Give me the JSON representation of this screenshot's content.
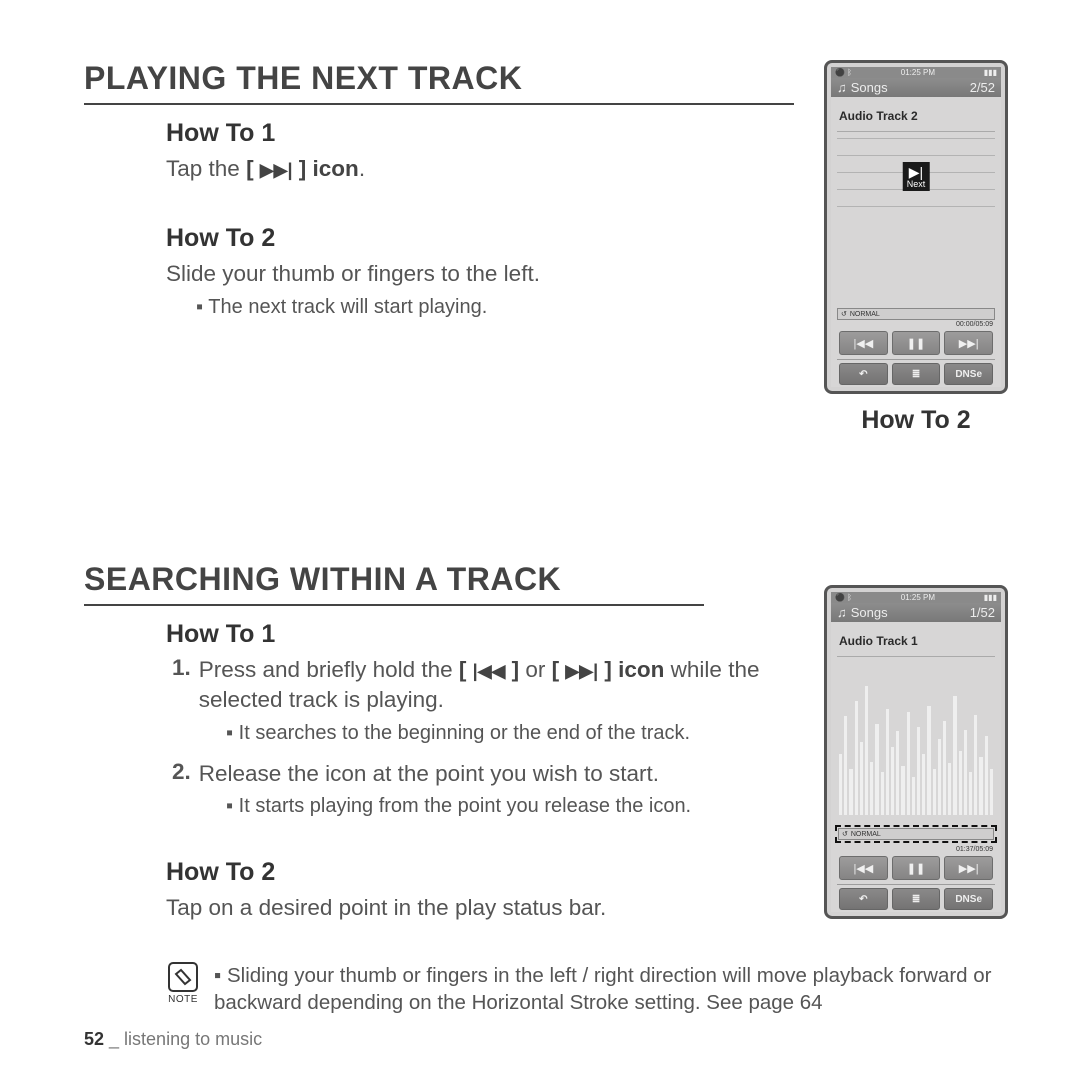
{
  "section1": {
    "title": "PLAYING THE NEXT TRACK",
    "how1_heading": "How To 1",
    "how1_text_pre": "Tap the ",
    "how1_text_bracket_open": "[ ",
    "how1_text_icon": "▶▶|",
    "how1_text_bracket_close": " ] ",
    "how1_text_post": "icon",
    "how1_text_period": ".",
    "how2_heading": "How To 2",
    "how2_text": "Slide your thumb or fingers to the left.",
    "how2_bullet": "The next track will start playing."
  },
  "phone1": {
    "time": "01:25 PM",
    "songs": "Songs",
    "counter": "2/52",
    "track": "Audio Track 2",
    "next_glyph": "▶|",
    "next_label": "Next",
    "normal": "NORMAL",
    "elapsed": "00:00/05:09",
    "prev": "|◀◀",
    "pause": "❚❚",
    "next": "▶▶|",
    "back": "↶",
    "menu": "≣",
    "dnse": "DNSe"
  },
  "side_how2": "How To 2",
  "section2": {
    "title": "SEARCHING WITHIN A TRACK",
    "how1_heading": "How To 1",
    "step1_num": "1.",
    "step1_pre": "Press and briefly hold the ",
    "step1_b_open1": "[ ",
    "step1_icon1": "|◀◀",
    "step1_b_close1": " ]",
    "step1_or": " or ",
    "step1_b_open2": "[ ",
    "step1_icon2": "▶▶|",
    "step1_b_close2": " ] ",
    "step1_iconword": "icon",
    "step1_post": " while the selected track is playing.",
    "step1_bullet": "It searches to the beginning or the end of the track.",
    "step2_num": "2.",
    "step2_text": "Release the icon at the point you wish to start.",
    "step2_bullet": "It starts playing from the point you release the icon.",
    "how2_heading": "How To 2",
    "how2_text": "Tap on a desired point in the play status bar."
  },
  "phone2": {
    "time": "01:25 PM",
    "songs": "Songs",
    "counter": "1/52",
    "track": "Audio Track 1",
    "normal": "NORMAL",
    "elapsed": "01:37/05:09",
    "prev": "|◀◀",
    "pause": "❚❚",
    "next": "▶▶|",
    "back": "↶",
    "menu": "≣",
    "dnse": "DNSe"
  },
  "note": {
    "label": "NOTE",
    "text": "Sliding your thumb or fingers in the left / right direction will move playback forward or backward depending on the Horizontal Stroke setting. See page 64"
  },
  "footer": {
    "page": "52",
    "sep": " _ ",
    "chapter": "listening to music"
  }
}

★ ★ ★ ★ ★ ★ ★

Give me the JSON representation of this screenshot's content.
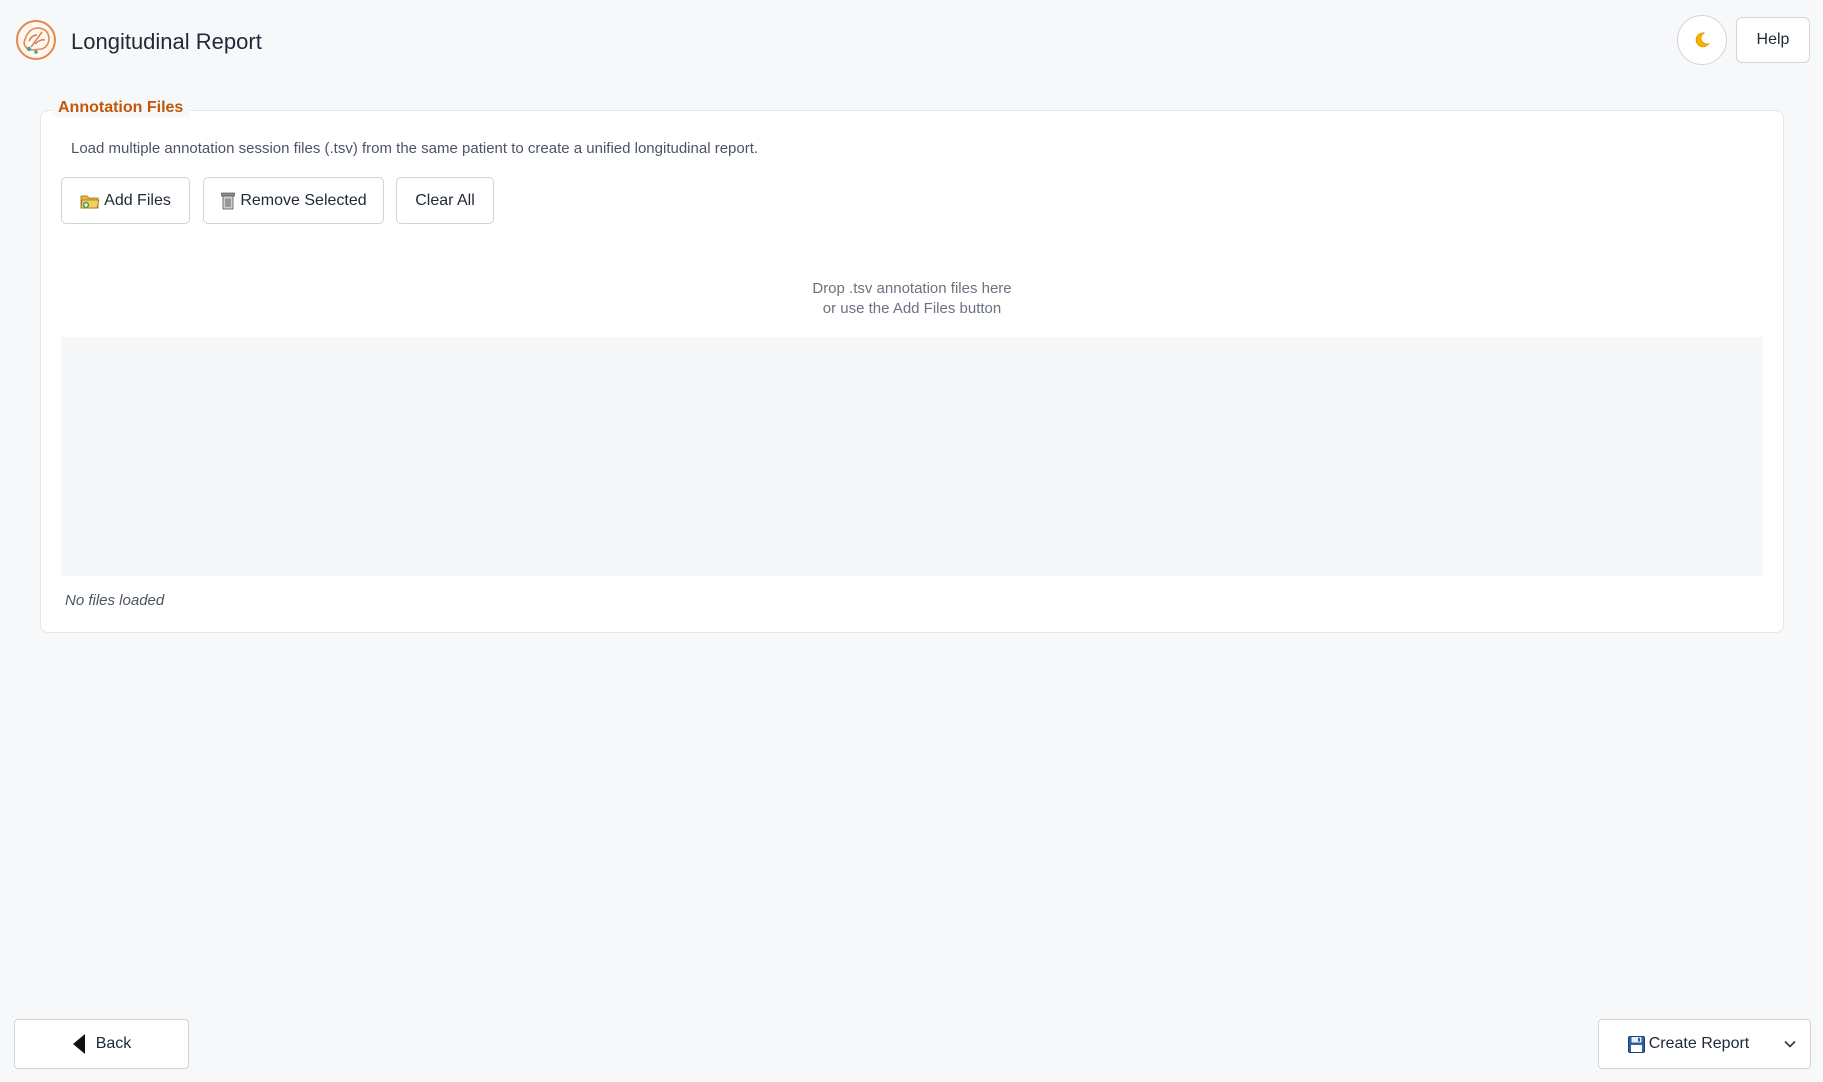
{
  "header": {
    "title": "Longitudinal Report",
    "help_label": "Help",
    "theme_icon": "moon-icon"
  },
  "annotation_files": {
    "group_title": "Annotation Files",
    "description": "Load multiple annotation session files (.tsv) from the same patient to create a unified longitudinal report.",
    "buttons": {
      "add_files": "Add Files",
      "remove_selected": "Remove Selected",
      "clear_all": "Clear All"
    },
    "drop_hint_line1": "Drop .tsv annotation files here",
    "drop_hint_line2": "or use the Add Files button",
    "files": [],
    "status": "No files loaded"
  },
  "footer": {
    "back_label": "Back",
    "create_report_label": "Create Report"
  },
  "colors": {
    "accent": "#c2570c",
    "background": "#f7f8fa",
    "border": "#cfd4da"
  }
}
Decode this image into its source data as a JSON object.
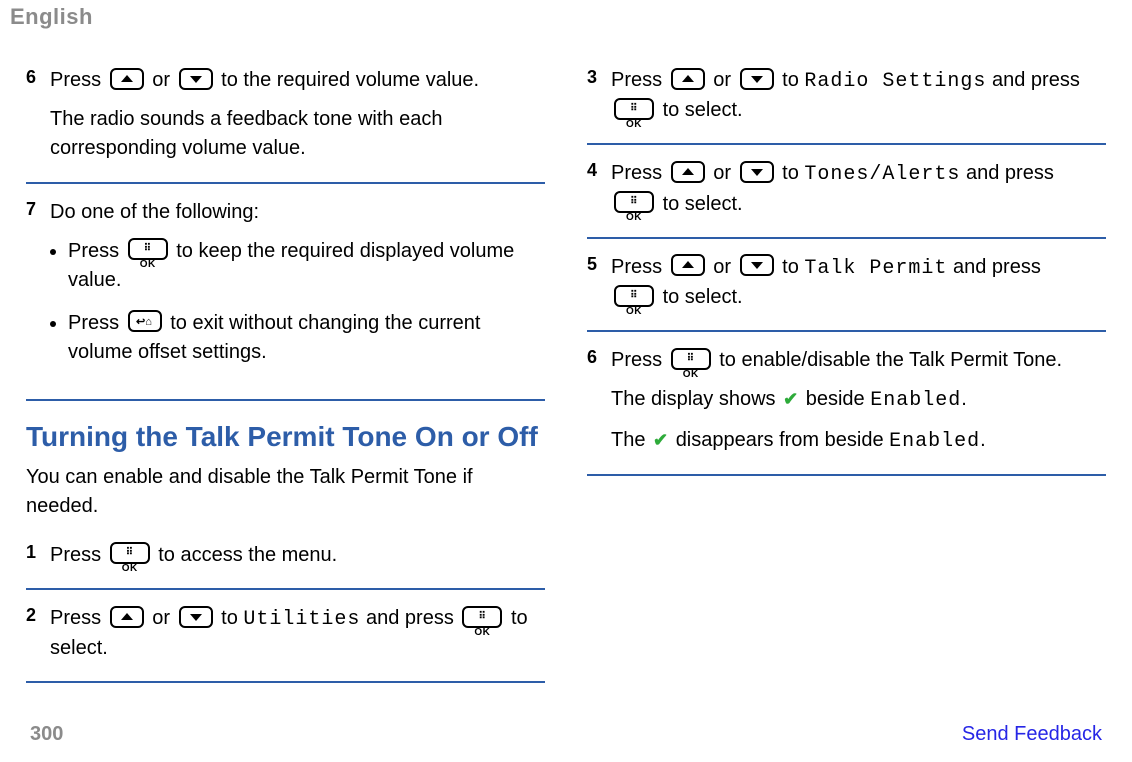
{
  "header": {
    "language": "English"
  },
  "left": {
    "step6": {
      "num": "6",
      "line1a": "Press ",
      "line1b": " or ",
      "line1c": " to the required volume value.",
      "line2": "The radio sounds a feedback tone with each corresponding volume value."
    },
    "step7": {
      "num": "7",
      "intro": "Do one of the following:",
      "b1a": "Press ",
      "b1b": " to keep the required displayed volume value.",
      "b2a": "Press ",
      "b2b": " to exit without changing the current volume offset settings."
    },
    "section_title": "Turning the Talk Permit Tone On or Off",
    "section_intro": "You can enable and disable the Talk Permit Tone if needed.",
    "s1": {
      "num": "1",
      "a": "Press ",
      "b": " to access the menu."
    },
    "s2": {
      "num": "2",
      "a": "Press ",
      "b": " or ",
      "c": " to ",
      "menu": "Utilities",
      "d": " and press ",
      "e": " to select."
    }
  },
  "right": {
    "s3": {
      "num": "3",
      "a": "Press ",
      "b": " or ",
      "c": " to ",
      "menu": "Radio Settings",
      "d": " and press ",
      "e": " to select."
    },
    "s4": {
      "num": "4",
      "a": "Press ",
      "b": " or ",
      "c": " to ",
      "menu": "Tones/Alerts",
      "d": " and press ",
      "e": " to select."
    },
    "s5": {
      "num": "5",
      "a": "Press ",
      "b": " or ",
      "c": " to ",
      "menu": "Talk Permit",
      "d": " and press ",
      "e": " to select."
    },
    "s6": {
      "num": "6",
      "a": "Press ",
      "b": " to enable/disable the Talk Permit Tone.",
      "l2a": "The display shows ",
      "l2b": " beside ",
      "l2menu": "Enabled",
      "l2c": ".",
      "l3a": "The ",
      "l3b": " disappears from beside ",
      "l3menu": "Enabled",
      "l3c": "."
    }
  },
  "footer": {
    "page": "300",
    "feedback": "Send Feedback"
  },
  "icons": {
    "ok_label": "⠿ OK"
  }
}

★ ★ ★ ★ ★ ★ ★

• **Work required**
Filter the entries and copy out every line with the word "elapsed".

• **Exercise output**
    "elapsed": "00:00/05:09",
    "elapsed": "01:37/05:09",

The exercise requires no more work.